**Exercise goal**
In the listing below, identify each line with the word "JSON" and return those lines.

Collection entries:
-- Start --
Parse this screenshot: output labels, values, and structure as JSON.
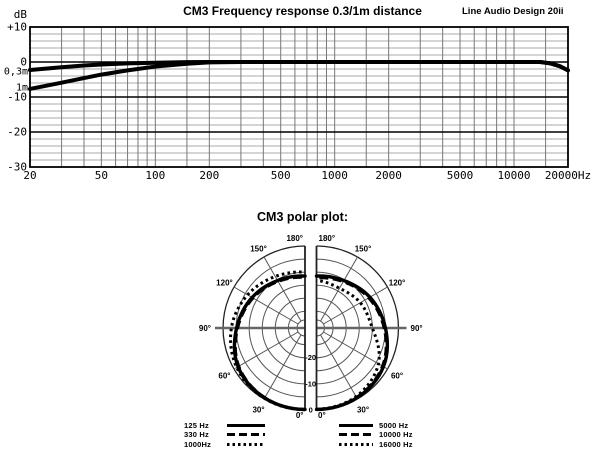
{
  "colors": {
    "background": "#ffffff",
    "line": "#000000",
    "grid_minor_horizontal": "#aaaaaa",
    "grid_vertical": "#777777",
    "grid_major": "#000000",
    "polar_grid": "#555555",
    "polar_axis": "#222222"
  },
  "chart_data": [
    {
      "id": "frequency_response",
      "type": "line",
      "title": "CM3 Frequency response 0.3/1m distance",
      "brand": "Line Audio Design 20ii",
      "ylabel": "dB",
      "x_scale": "log",
      "xlim": [
        20,
        20000
      ],
      "ylim": [
        -30,
        10
      ],
      "grid": true,
      "y_major_ticks": {
        "values": [
          10,
          0,
          -10,
          -20,
          -30
        ],
        "labels": [
          "+10",
          "0",
          "-10",
          "-20",
          "-30"
        ]
      },
      "y_minor_step": 2,
      "x_ticks": {
        "values": [
          20,
          50,
          100,
          200,
          500,
          1000,
          2000,
          5000,
          10000,
          20000
        ],
        "labels": [
          "20",
          "50",
          "100",
          "200",
          "500",
          "1000",
          "2000",
          "5000",
          "10000",
          "20000Hz"
        ]
      },
      "x_grid_multipliers": [
        1,
        1.5,
        2,
        3,
        4,
        5,
        6,
        7,
        8,
        9
      ],
      "series": [
        {
          "name": "0,3m",
          "label_db": -2.6,
          "points": [
            [
              20,
              -2.3
            ],
            [
              30,
              -1.5
            ],
            [
              40,
              -1.0
            ],
            [
              50,
              -0.7
            ],
            [
              70,
              -0.4
            ],
            [
              100,
              -0.2
            ],
            [
              150,
              -0.05
            ],
            [
              200,
              0
            ],
            [
              1000,
              0
            ],
            [
              5000,
              0
            ],
            [
              14000,
              0
            ],
            [
              16000,
              -0.4
            ],
            [
              18000,
              -1.2
            ],
            [
              20000,
              -2.4
            ]
          ]
        },
        {
          "name": "1m",
          "label_db": -7.2,
          "points": [
            [
              20,
              -7.7
            ],
            [
              30,
              -5.9
            ],
            [
              40,
              -4.6
            ],
            [
              50,
              -3.6
            ],
            [
              70,
              -2.4
            ],
            [
              100,
              -1.3
            ],
            [
              150,
              -0.5
            ],
            [
              200,
              -0.1
            ],
            [
              300,
              0
            ],
            [
              1000,
              0
            ],
            [
              5000,
              0
            ],
            [
              14000,
              0
            ],
            [
              16000,
              -0.4
            ],
            [
              18000,
              -1.2
            ],
            [
              20000,
              -2.4
            ]
          ]
        }
      ]
    },
    {
      "id": "polar_plot",
      "type": "polar",
      "title": "CM3 polar plot:",
      "rlim": [
        -30,
        0
      ],
      "r_circle_step_db": 5,
      "r_ticks": {
        "values": [
          0,
          -10,
          -20
        ],
        "labels": [
          "0",
          "-10",
          "-20"
        ]
      },
      "angle_step": 30,
      "angle_tick_labels": [
        "0°",
        "30°",
        "60°",
        "90°",
        "120°",
        "150°",
        "180°"
      ],
      "halves": {
        "left": {
          "series": [
            {
              "name": "125 Hz",
              "style": "solid",
              "points": [
                [
                  0,
                  -0.2
                ],
                [
                  30,
                  -0.5
                ],
                [
                  60,
                  -1.8
                ],
                [
                  90,
                  -5.2
                ],
                [
                  120,
                  -8.0
                ],
                [
                  150,
                  -10.4
                ],
                [
                  180,
                  -11.5
                ]
              ]
            },
            {
              "name": "330 Hz",
              "style": "dashed",
              "points": [
                [
                  0,
                  -0.2
                ],
                [
                  30,
                  -0.6
                ],
                [
                  60,
                  -2.1
                ],
                [
                  90,
                  -5.6
                ],
                [
                  120,
                  -8.4
                ],
                [
                  150,
                  -10.8
                ],
                [
                  180,
                  -12.0
                ]
              ]
            },
            {
              "name": "1000Hz",
              "style": "dotted",
              "points": [
                [
                  0,
                  -0.1
                ],
                [
                  30,
                  -0.3
                ],
                [
                  60,
                  -1.2
                ],
                [
                  90,
                  -3.2
                ],
                [
                  120,
                  -6.0
                ],
                [
                  150,
                  -8.6
                ],
                [
                  180,
                  -10.0
                ]
              ]
            }
          ]
        },
        "right": {
          "series": [
            {
              "name": "5000 Hz",
              "style": "solid",
              "points": [
                [
                  0,
                  -0.2
                ],
                [
                  30,
                  -0.5
                ],
                [
                  60,
                  -1.8
                ],
                [
                  90,
                  -5.0
                ],
                [
                  120,
                  -7.8
                ],
                [
                  150,
                  -10.4
                ],
                [
                  180,
                  -11.5
                ]
              ]
            },
            {
              "name": "10000 Hz",
              "style": "dashed",
              "points": [
                [
                  0,
                  -0.2
                ],
                [
                  30,
                  -0.7
                ],
                [
                  60,
                  -2.2
                ],
                [
                  90,
                  -5.5
                ],
                [
                  120,
                  -8.3
                ],
                [
                  150,
                  -10.9
                ],
                [
                  180,
                  -12.2
                ]
              ]
            },
            {
              "name": "16000 Hz",
              "style": "dotted",
              "points": [
                [
                  0,
                  -0.3
                ],
                [
                  30,
                  -1.1
                ],
                [
                  60,
                  -4.0
                ],
                [
                  90,
                  -10.0
                ],
                [
                  120,
                  -12.0
                ],
                [
                  150,
                  -13.8
                ],
                [
                  180,
                  -13.2
                ]
              ]
            }
          ]
        }
      }
    }
  ],
  "polar_legend": {
    "left": [
      {
        "label": "125 Hz",
        "style": "solid"
      },
      {
        "label": "330 Hz",
        "style": "dashed"
      },
      {
        "label": "1000Hz",
        "style": "dotted"
      }
    ],
    "right": [
      {
        "label": "5000 Hz",
        "style": "solid"
      },
      {
        "label": "10000 Hz",
        "style": "dashed"
      },
      {
        "label": "16000 Hz",
        "style": "dotted"
      }
    ]
  }
}
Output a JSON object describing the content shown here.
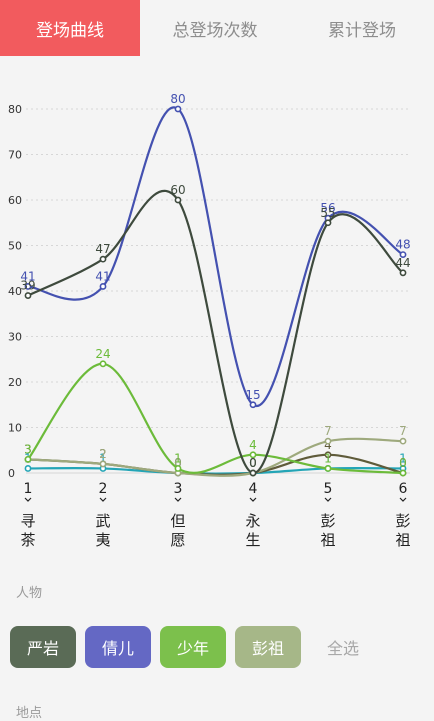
{
  "tabs": [
    {
      "label": "登场曲线"
    },
    {
      "label": "总登场次数"
    },
    {
      "label": "累计登场"
    }
  ],
  "chart_data": {
    "type": "line",
    "x": [
      1,
      2,
      3,
      4,
      5,
      6
    ],
    "categories": [
      "寻茶",
      "武夷",
      "但愿",
      "永生",
      "彭祖",
      "彭祖"
    ],
    "ylim": [
      0,
      85
    ],
    "yticks": [
      0,
      10,
      20,
      30,
      40,
      50,
      60,
      70,
      80
    ],
    "grid": true,
    "series": [
      {
        "color": "#3e4a3d",
        "values": [
          39,
          47,
          60,
          0,
          55,
          44
        ]
      },
      {
        "color": "#4451b0",
        "values": [
          41,
          41,
          80,
          15,
          56,
          48
        ]
      },
      {
        "color": "#6cbb3a",
        "values": [
          3,
          24,
          1,
          4,
          1,
          0
        ]
      },
      {
        "color": "#9ea97d",
        "values": [
          3,
          2,
          0,
          0,
          7,
          7
        ]
      },
      {
        "color": "#5f5b3a",
        "values": [
          3,
          2,
          0,
          0,
          4,
          0
        ]
      },
      {
        "color": "#23a5b6",
        "values": [
          1,
          1,
          0,
          0,
          1,
          1
        ]
      }
    ]
  },
  "people": {
    "label": "人物",
    "chips": [
      {
        "label": "严岩",
        "color": "#5a6b56"
      },
      {
        "label": "倩儿",
        "color": "#6468c4"
      },
      {
        "label": "少年",
        "color": "#7cc04c"
      },
      {
        "label": "彭祖",
        "color": "#a6b788"
      },
      {
        "label": "全选",
        "color": ""
      }
    ]
  },
  "place": {
    "label": "地点"
  }
}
-- End --
**Full solution**
Parse this screenshot: output labels, values, and structure as JSON.
Output a JSON object describing the content shown here.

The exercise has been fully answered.